Collected data:
..........
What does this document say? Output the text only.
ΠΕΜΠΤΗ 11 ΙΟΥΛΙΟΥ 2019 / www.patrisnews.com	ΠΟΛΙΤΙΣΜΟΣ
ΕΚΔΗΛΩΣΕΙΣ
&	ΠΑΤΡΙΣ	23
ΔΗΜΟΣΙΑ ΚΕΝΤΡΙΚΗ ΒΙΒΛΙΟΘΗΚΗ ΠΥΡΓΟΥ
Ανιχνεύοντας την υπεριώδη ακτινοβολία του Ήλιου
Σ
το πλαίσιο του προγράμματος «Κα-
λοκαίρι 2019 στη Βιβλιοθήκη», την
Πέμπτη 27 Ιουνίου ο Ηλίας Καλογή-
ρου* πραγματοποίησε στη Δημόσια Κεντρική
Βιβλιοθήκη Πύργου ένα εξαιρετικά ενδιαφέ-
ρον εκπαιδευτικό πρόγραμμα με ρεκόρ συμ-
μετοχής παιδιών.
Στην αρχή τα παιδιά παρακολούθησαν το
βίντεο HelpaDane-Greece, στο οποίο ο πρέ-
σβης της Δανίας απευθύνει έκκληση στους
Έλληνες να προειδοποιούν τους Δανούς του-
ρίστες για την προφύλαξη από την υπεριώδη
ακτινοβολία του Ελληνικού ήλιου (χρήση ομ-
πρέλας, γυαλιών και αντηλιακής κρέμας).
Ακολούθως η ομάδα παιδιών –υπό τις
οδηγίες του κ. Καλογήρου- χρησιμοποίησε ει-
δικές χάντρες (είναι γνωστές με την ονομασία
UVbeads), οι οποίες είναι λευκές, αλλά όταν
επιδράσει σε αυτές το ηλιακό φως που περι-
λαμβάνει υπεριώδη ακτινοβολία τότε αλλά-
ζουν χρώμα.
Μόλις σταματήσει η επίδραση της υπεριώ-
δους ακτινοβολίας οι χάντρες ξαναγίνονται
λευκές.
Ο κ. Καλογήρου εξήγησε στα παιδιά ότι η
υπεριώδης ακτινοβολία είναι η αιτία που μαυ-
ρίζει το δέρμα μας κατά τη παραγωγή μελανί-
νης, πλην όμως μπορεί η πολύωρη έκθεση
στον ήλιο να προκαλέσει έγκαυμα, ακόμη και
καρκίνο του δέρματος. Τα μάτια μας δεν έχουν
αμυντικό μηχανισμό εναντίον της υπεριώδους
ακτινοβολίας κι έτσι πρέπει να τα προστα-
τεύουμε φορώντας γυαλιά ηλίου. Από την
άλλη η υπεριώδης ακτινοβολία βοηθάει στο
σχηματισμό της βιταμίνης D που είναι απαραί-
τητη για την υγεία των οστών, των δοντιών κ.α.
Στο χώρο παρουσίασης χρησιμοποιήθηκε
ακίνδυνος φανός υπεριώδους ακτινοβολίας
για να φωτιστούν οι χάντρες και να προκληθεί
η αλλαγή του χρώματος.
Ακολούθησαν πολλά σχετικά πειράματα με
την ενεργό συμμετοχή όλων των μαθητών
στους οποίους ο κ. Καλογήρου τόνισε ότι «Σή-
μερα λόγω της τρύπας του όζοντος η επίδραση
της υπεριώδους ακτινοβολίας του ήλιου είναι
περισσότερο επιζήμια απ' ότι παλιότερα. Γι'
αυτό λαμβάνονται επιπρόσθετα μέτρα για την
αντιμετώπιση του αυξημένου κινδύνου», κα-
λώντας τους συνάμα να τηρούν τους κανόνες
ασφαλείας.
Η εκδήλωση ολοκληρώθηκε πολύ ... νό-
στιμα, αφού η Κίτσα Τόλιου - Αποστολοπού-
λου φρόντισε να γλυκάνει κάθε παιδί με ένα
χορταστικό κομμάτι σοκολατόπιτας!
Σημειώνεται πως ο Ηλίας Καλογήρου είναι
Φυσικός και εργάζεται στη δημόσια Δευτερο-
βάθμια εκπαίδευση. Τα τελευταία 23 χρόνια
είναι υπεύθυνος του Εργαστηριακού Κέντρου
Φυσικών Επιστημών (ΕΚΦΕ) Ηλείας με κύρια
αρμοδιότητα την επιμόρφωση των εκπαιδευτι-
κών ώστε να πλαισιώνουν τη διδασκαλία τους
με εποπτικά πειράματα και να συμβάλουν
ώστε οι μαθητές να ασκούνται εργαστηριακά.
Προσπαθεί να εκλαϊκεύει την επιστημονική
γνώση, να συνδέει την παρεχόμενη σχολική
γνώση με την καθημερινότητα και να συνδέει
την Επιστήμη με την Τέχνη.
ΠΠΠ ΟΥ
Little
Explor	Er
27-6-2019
..........
§ STATED TASK
Identify which lines contain the word "πειράματα" and copy each one.

§ SOLUTION FOR THIS EXERCISE
Ακολούθησαν πολλά σχετικά πειράματα με
με εποπτικά πειράματα και να συμβάλουν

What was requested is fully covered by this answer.